● **Data shown**:

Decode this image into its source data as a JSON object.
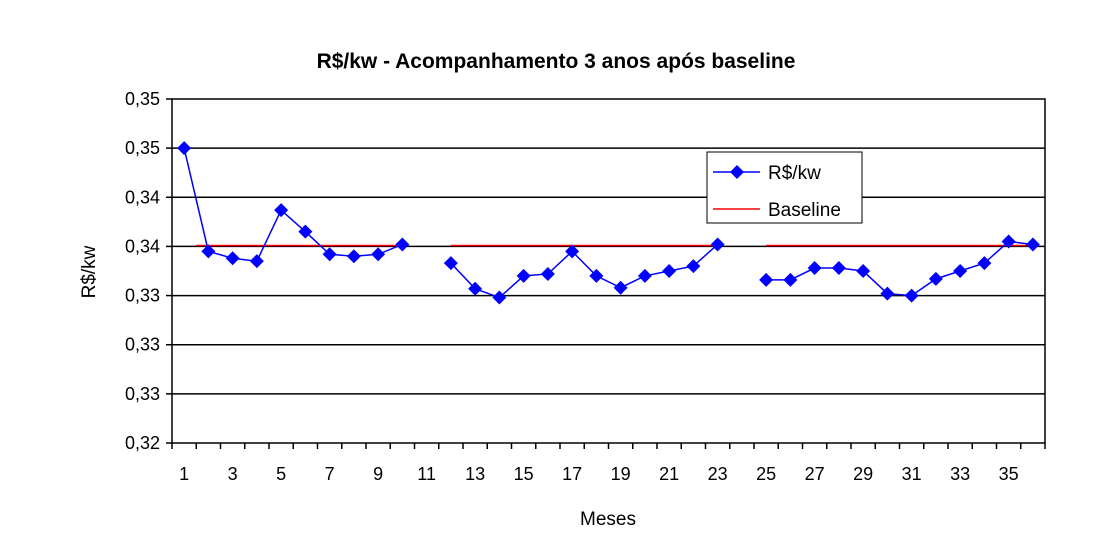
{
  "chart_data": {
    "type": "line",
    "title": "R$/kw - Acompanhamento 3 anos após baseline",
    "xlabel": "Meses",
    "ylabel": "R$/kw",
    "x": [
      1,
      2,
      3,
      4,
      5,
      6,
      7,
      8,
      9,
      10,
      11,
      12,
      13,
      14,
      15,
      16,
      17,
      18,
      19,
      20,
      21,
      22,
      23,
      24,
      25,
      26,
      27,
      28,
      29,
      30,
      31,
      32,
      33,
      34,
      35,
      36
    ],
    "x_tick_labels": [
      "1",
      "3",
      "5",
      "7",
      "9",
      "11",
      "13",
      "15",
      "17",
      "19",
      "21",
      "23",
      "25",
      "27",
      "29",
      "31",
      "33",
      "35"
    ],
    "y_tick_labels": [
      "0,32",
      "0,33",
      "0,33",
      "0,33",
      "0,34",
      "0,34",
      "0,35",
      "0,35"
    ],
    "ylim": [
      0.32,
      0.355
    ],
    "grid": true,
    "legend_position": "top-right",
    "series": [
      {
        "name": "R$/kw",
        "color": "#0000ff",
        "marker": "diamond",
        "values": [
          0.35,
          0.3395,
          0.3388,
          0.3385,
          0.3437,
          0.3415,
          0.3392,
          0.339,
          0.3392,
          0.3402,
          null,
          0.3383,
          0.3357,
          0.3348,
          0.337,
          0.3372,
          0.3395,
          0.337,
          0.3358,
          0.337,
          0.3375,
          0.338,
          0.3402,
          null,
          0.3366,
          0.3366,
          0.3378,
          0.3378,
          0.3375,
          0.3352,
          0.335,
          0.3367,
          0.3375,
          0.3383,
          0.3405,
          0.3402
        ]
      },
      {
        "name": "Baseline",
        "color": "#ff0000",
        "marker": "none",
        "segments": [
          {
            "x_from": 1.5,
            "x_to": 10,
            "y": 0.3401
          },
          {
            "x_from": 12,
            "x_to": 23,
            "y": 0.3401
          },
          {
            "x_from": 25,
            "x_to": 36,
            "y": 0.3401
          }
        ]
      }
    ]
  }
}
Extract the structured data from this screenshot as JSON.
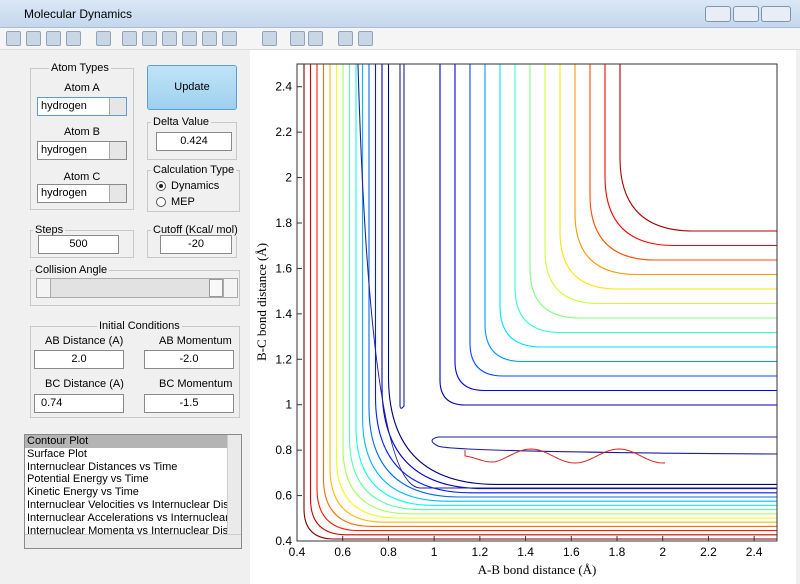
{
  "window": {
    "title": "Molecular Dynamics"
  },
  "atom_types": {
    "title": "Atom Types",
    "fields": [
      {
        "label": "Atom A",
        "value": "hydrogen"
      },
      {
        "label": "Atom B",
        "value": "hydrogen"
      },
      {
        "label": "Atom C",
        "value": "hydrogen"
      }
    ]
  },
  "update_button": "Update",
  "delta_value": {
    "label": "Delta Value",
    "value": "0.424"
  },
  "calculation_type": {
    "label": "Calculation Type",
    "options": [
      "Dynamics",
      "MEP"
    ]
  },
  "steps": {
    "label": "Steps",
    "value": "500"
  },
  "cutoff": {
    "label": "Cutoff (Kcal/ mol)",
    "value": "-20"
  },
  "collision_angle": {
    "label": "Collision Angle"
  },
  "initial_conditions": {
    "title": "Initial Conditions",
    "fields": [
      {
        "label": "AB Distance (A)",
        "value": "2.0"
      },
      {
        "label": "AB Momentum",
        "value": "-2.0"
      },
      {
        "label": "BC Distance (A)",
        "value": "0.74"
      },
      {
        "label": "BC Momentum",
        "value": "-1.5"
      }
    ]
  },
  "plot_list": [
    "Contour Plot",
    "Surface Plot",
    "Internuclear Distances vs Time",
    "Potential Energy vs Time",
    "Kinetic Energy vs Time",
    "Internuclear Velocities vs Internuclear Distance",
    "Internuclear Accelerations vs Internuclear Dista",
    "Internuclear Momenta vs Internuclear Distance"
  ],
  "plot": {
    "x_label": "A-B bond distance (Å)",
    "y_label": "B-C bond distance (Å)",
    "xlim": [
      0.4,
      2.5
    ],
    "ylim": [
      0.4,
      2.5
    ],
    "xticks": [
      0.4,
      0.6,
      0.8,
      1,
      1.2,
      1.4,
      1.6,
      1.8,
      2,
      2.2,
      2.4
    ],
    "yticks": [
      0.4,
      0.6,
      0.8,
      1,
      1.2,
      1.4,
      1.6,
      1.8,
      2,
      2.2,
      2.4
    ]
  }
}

--

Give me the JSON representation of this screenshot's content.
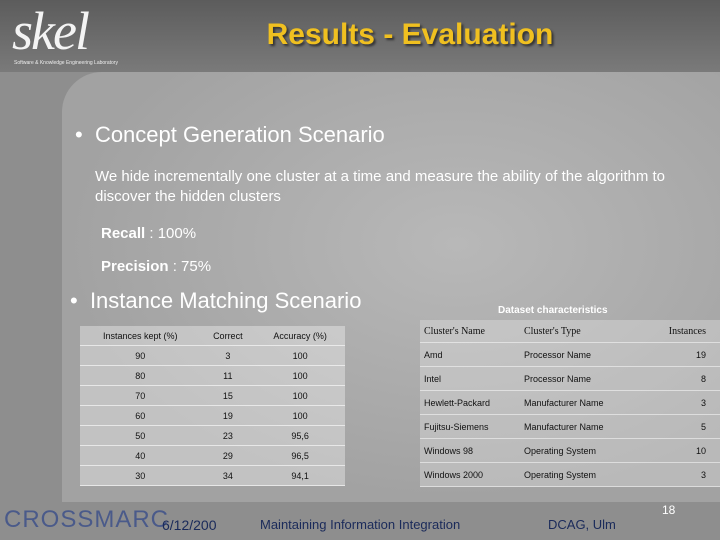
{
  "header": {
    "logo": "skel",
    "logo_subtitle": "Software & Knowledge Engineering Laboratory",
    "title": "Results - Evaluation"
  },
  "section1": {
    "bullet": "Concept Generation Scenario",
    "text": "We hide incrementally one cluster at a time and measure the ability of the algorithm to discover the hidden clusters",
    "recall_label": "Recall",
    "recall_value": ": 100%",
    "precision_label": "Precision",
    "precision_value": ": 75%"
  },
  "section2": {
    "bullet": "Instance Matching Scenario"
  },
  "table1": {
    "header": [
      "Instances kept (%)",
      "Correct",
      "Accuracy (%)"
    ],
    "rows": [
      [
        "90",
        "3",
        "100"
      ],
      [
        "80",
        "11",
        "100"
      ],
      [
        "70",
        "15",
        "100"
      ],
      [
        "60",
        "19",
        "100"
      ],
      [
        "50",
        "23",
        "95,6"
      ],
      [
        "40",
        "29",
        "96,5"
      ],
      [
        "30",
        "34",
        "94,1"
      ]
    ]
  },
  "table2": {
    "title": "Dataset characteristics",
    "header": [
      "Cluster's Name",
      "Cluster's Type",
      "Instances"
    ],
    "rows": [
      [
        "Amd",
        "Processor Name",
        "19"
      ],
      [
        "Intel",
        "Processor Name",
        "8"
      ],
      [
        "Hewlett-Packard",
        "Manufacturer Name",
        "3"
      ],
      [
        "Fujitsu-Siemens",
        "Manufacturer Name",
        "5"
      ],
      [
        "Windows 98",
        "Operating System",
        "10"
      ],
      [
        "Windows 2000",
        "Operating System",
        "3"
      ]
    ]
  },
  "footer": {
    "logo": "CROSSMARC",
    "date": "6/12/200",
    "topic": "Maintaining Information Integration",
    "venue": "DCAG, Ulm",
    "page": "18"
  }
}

● **Objective**: Find the word "bond" in the records and pull out each line that has it.

● **Response**:
    "x_label": "A-B bond distance (Å)",
    "y_label": "B-C bond distance (Å)",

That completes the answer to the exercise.